>>>>

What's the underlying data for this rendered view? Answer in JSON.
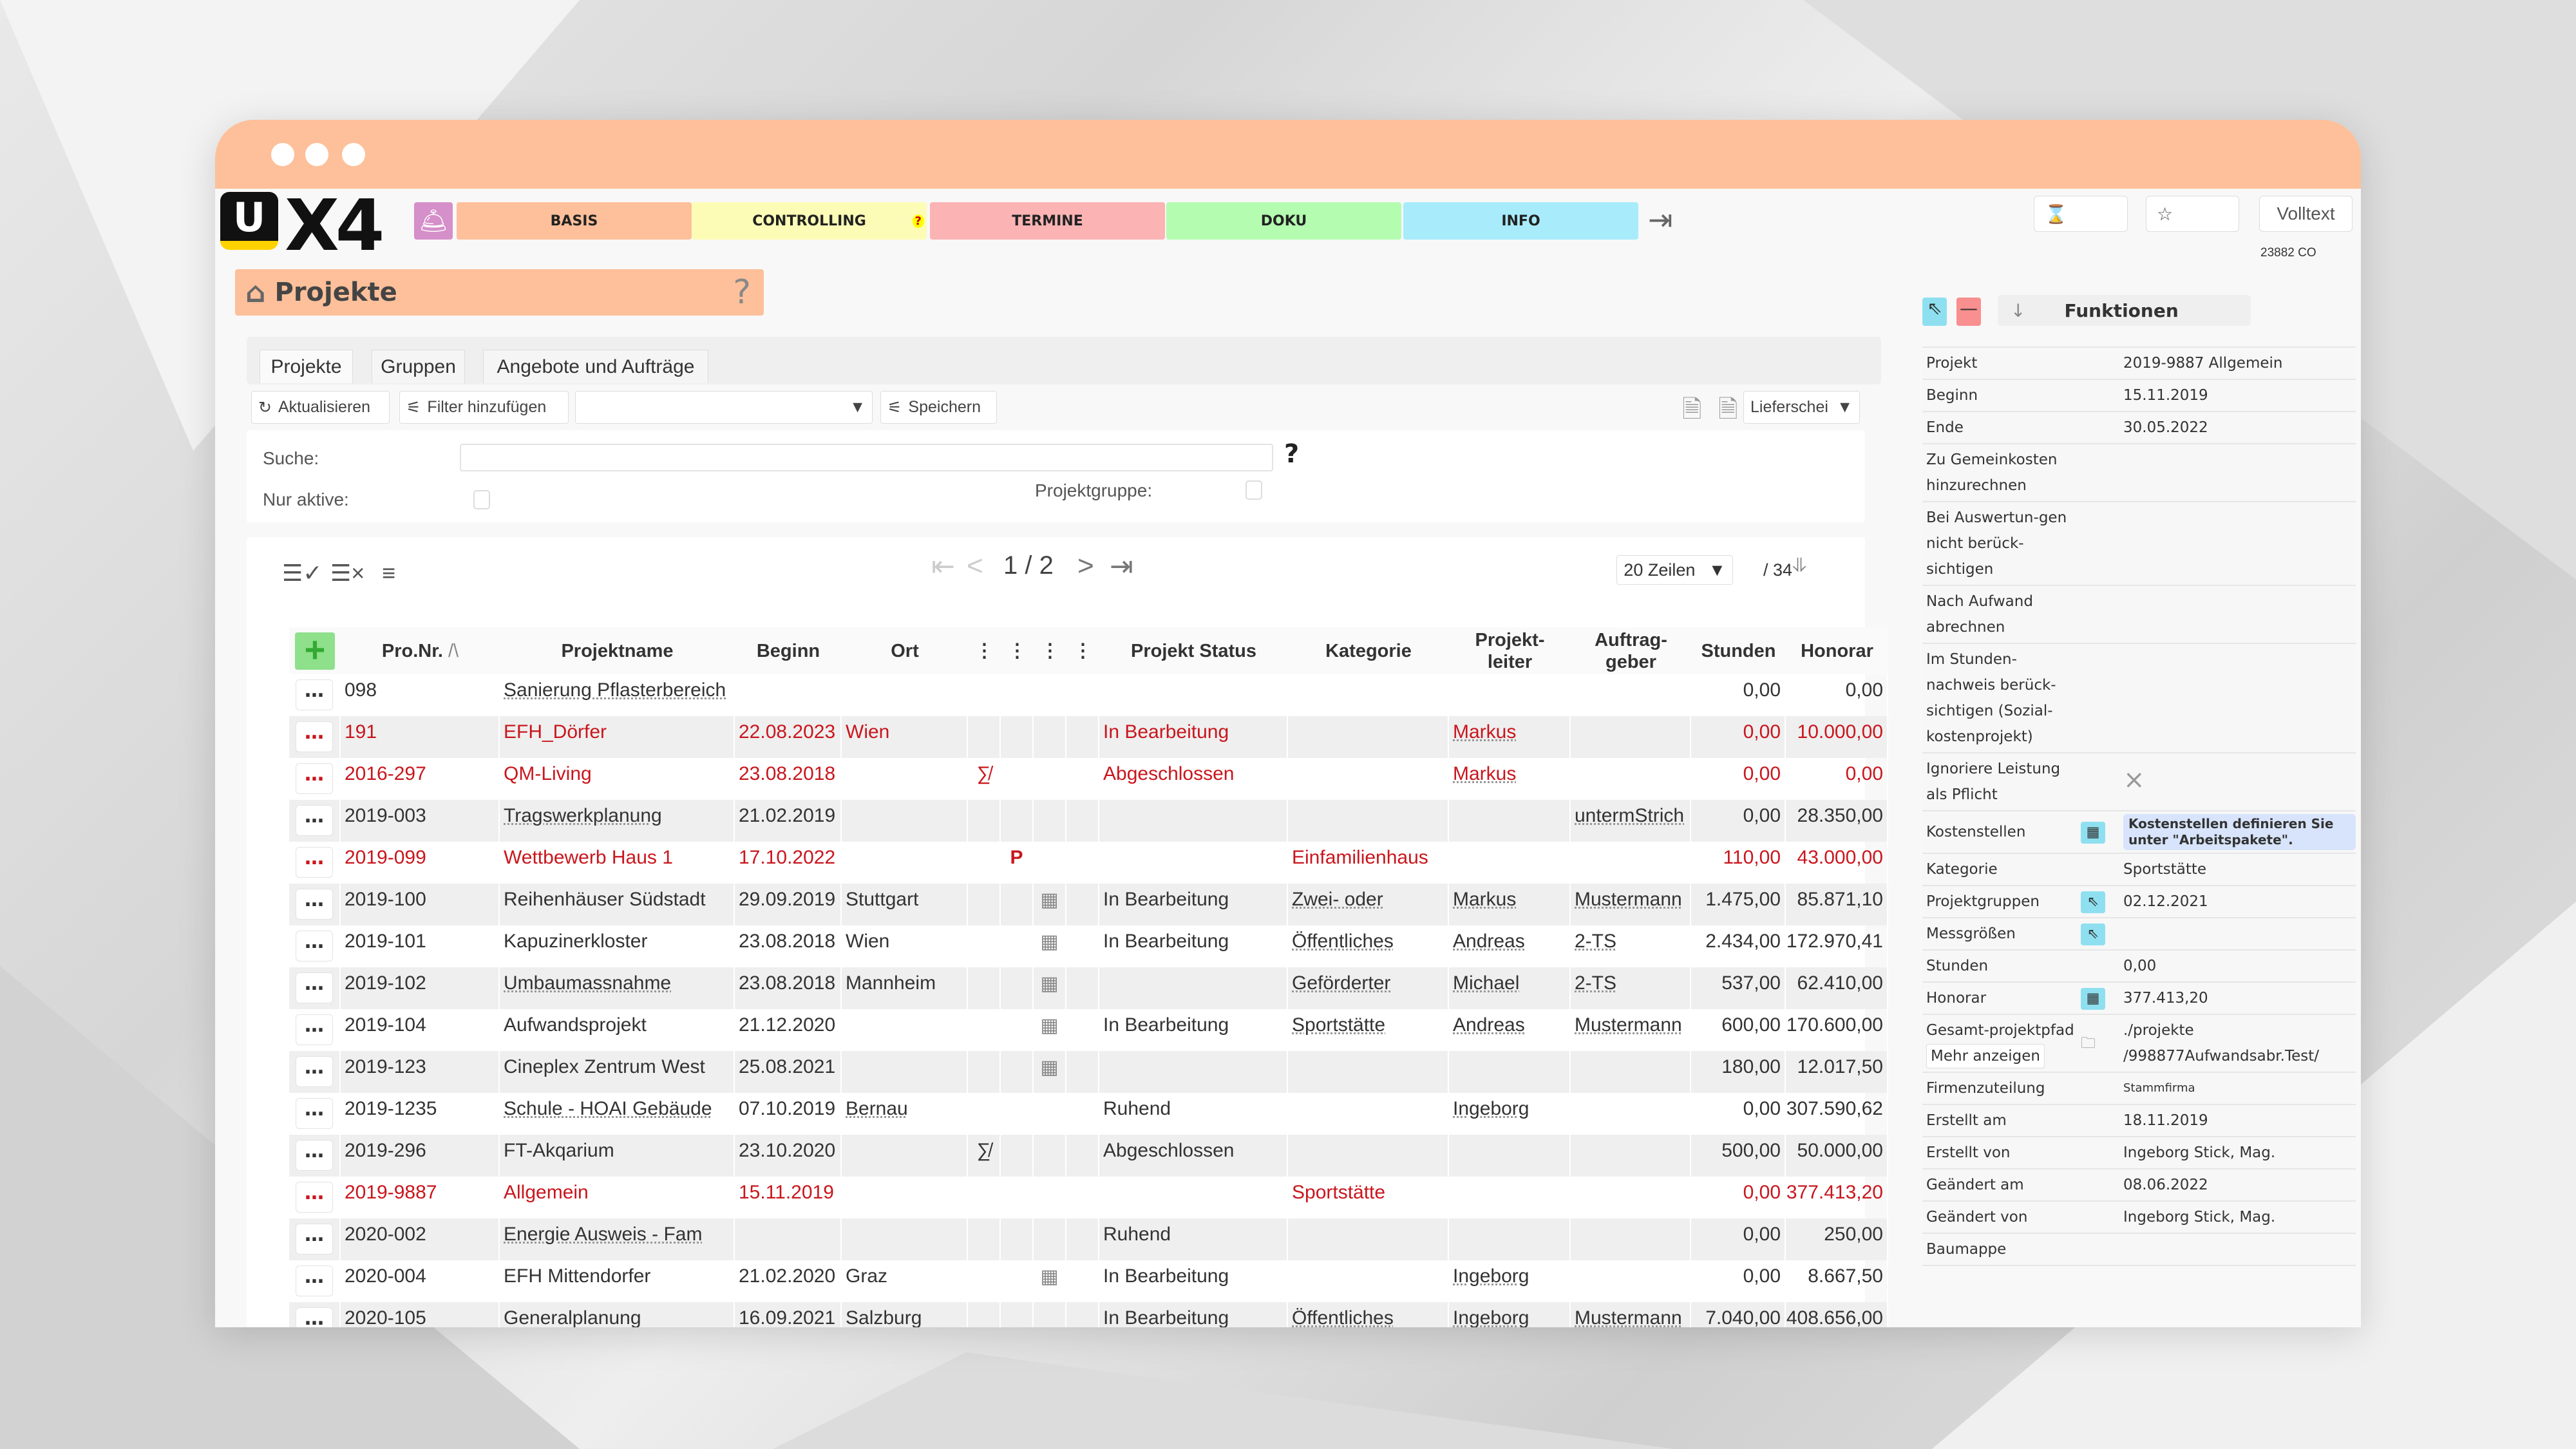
{
  "app": {
    "window_dots": 3,
    "account_code": "23882 CO",
    "volltext_label": "Volltext"
  },
  "logo": {
    "u": "U",
    "x4": "X4"
  },
  "nav": [
    {
      "label": "BASIS",
      "color": "#fdc09a"
    },
    {
      "label": "CONTROLLING",
      "color": "#fdfcb6",
      "badge": "?"
    },
    {
      "label": "TERMINE",
      "color": "#fbb3b3"
    },
    {
      "label": "DOKU",
      "color": "#b4fcb0"
    },
    {
      "label": "INFO",
      "color": "#a8ecfb"
    }
  ],
  "page": {
    "title": "Projekte",
    "help": "?"
  },
  "tabs": [
    {
      "label": "Projekte",
      "active": true
    },
    {
      "label": "Gruppen"
    },
    {
      "label": "Angebote und Aufträge"
    }
  ],
  "toolbar": {
    "refresh": "Aktualisieren",
    "add_filter": "Filter hinzufügen",
    "filter_select": "",
    "save": "Speichern",
    "export_select": "Lieferschein"
  },
  "search": {
    "label": "Suche:",
    "value": "",
    "help": "?",
    "only_active_label": "Nur aktive:",
    "only_active": false,
    "group_label": "Projektgruppe:",
    "group_checked": false
  },
  "pagination": {
    "current": "1 / 2",
    "rows_per_page": "20 Zeilen",
    "total": "/ 34"
  },
  "table": {
    "headers": [
      "Pro.Nr.",
      "Projektname",
      "Beginn",
      "Ort",
      "⋮",
      "⋮",
      "⋮",
      "⋮",
      "Projekt Status",
      "Kategorie",
      "Projekt-\nleiter",
      "Auftrag-\ngeber",
      "Stunden",
      "Honorar"
    ],
    "sort_indicator": "/\\",
    "rows": [
      {
        "nr": "098",
        "name": "Sanierung Pflasterbereich",
        "beginn": "",
        "ort": "",
        "i1": "",
        "i2": "",
        "i3": "",
        "status": "",
        "kategorie": "",
        "leiter": "",
        "auftraggeber": "",
        "stunden": "0,00",
        "honorar": "0,00",
        "red": false,
        "nameLink": true
      },
      {
        "nr": "191",
        "name": "EFH_Dörfer",
        "beginn": "22.08.2023",
        "ort": "Wien",
        "i1": "",
        "i2": "",
        "i3": "",
        "status": "In Bearbeitung",
        "kategorie": "",
        "leiter": "Markus",
        "auftraggeber": "",
        "stunden": "0,00",
        "honorar": "10.000,00",
        "red": true
      },
      {
        "nr": "2016-297",
        "name": "QM-Living",
        "beginn": "23.08.2018",
        "ort": "",
        "i1": "∑̸",
        "i2": "",
        "i3": "",
        "status": "Abgeschlossen",
        "kategorie": "",
        "leiter": "Markus",
        "auftraggeber": "",
        "stunden": "0,00",
        "honorar": "0,00",
        "red": true
      },
      {
        "nr": "2019-003",
        "name": "Tragswerkplanung",
        "beginn": "21.02.2019",
        "ort": "",
        "i1": "",
        "i2": "",
        "i3": "",
        "status": "",
        "kategorie": "",
        "leiter": "",
        "auftraggeber": "untermStrich",
        "stunden": "0,00",
        "honorar": "28.350,00",
        "red": false,
        "nameLink": true
      },
      {
        "nr": "2019-099",
        "name": "Wettbewerb Haus 1",
        "beginn": "17.10.2022",
        "ort": "",
        "i1": "",
        "i2": "P",
        "i3": "",
        "status": "",
        "kategorie": "Einfamilienhaus",
        "leiter": "",
        "auftraggeber": "",
        "stunden": "110,00",
        "honorar": "43.000,00",
        "red": true
      },
      {
        "nr": "2019-100",
        "name": "Reihenhäuser Südstadt",
        "beginn": "29.09.2019",
        "ort": "Stuttgart",
        "i1": "",
        "i2": "",
        "i3": "▦",
        "status": "In Bearbeitung",
        "kategorie": "Zwei- oder",
        "leiter": "Markus",
        "auftraggeber": "Mustermann",
        "stunden": "1.475,00",
        "honorar": "85.871,10",
        "red": false
      },
      {
        "nr": "2019-101",
        "name": "Kapuzinerkloster",
        "beginn": "23.08.2018",
        "ort": "Wien",
        "i1": "",
        "i2": "",
        "i3": "▦",
        "status": "In Bearbeitung",
        "kategorie": "Öffentliches",
        "leiter": "Andreas",
        "auftraggeber": "2-TS",
        "stunden": "2.434,00",
        "honorar": "172.970,41",
        "red": false
      },
      {
        "nr": "2019-102",
        "name": "Umbaumassnahme",
        "beginn": "23.08.2018",
        "ort": "Mannheim",
        "i1": "",
        "i2": "",
        "i3": "▦",
        "status": "",
        "kategorie": "Geförderter",
        "leiter": "Michael",
        "auftraggeber": "2-TS",
        "stunden": "537,00",
        "honorar": "62.410,00",
        "red": false,
        "nameLink": true
      },
      {
        "nr": "2019-104",
        "name": "Aufwandsprojekt",
        "beginn": "21.12.2020",
        "ort": "",
        "i1": "",
        "i2": "",
        "i3": "▦",
        "status": "In Bearbeitung",
        "kategorie": "Sportstätte",
        "leiter": "Andreas",
        "auftraggeber": "Mustermann",
        "stunden": "600,00",
        "honorar": "170.600,00",
        "red": false
      },
      {
        "nr": "2019-123",
        "name": "Cineplex Zentrum West",
        "beginn": "25.08.2021",
        "ort": "",
        "i1": "",
        "i2": "",
        "i3": "▦",
        "status": "",
        "kategorie": "",
        "leiter": "",
        "auftraggeber": "",
        "stunden": "180,00",
        "honorar": "12.017,50",
        "red": false
      },
      {
        "nr": "2019-1235",
        "name": "Schule - HOAI Gebäude",
        "beginn": "07.10.2019",
        "ort": "Bernau",
        "i1": "",
        "i2": "",
        "i3": "",
        "status": "Ruhend",
        "kategorie": "",
        "leiter": "Ingeborg",
        "auftraggeber": "",
        "stunden": "0,00",
        "honorar": "307.590,62",
        "red": false,
        "nameLink": true
      },
      {
        "nr": "2019-296",
        "name": "FT-Akqarium",
        "beginn": "23.10.2020",
        "ort": "",
        "i1": "∑̸",
        "i2": "",
        "i3": "",
        "status": "Abgeschlossen",
        "kategorie": "",
        "leiter": "",
        "auftraggeber": "",
        "stunden": "500,00",
        "honorar": "50.000,00",
        "red": false
      },
      {
        "nr": "2019-9887",
        "name": "Allgemein",
        "beginn": "15.11.2019",
        "ort": "",
        "i1": "",
        "i2": "",
        "i3": "",
        "status": "",
        "kategorie": "Sportstätte",
        "leiter": "",
        "auftraggeber": "",
        "stunden": "0,00",
        "honorar": "377.413,20",
        "red": true
      },
      {
        "nr": "2020-002",
        "name": "Energie Ausweis - Fam",
        "beginn": "",
        "ort": "",
        "i1": "",
        "i2": "",
        "i3": "",
        "status": "Ruhend",
        "kategorie": "",
        "leiter": "",
        "auftraggeber": "",
        "stunden": "0,00",
        "honorar": "250,00",
        "red": false,
        "nameLink": true
      },
      {
        "nr": "2020-004",
        "name": "EFH Mittendorfer",
        "beginn": "21.02.2020",
        "ort": "Graz",
        "i1": "",
        "i2": "",
        "i3": "▦",
        "status": "In Bearbeitung",
        "kategorie": "",
        "leiter": "Ingeborg",
        "auftraggeber": "",
        "stunden": "0,00",
        "honorar": "8.667,50",
        "red": false
      },
      {
        "nr": "2020-105",
        "name": "Generalplanung",
        "beginn": "16.09.2021",
        "ort": "Salzburg",
        "i1": "",
        "i2": "",
        "i3": "",
        "status": "In Bearbeitung",
        "kategorie": "Öffentliches",
        "leiter": "Ingeborg",
        "auftraggeber": "Mustermann",
        "stunden": "7.040,00",
        "honorar": "408.656,00",
        "red": false
      }
    ]
  },
  "sidebar": {
    "functions_label": "Funktionen",
    "rows": [
      {
        "label": "Projekt",
        "value": "2019-9887 Allgemein"
      },
      {
        "label": "Beginn",
        "value": "15.11.2019"
      },
      {
        "label": "Ende",
        "value": "30.05.2022"
      },
      {
        "label": "Zu Gemeinkosten hinzurechnen",
        "value": ""
      },
      {
        "label": "Bei Auswertun-gen nicht berück-sichtigen",
        "value": ""
      },
      {
        "label": "Nach Aufwand abrechnen",
        "value": ""
      },
      {
        "label": "Im Stunden-nachweis berück-sichtigen (Sozial-kostenprojekt)",
        "value": ""
      },
      {
        "label": "Ignoriere Leistung als Pflicht",
        "value": "",
        "mark": "×"
      },
      {
        "label": "Kostenstellen",
        "value": "",
        "icon": "grid",
        "info": "Kostenstellen definieren Sie unter \"Arbeitspakete\"."
      },
      {
        "label": "Kategorie",
        "value": "Sportstätte"
      },
      {
        "label": "Projektgruppen",
        "value": "02.12.2021",
        "icon": "pointer"
      },
      {
        "label": "Messgrößen",
        "value": "",
        "icon": "pointer"
      },
      {
        "label": "Stunden",
        "value": "0,00"
      },
      {
        "label": "Honorar",
        "value": "377.413,20",
        "icon": "grid"
      },
      {
        "label": "Gesamt-projektpfad",
        "value": "./projekte /998877Aufwandsabr.Test/",
        "icon": "folder",
        "button": "Mehr anzeigen"
      },
      {
        "label": "Firmenzuteilung",
        "value": "Stammfirma",
        "small": true
      },
      {
        "label": "Erstellt am",
        "value": "18.11.2019"
      },
      {
        "label": "Erstellt von",
        "value": "Ingeborg Stick, Mag."
      },
      {
        "label": "Geändert am",
        "value": "08.06.2022"
      },
      {
        "label": "Geändert von",
        "value": "Ingeborg Stick, Mag."
      },
      {
        "label": "Baumappe",
        "value": ""
      }
    ]
  }
}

<<<<

### Objective
Identify and copy lines that hold the string "Erstellt".

### Response to the exercise
        "label": "Erstellt am",
        "label": "Erstellt von",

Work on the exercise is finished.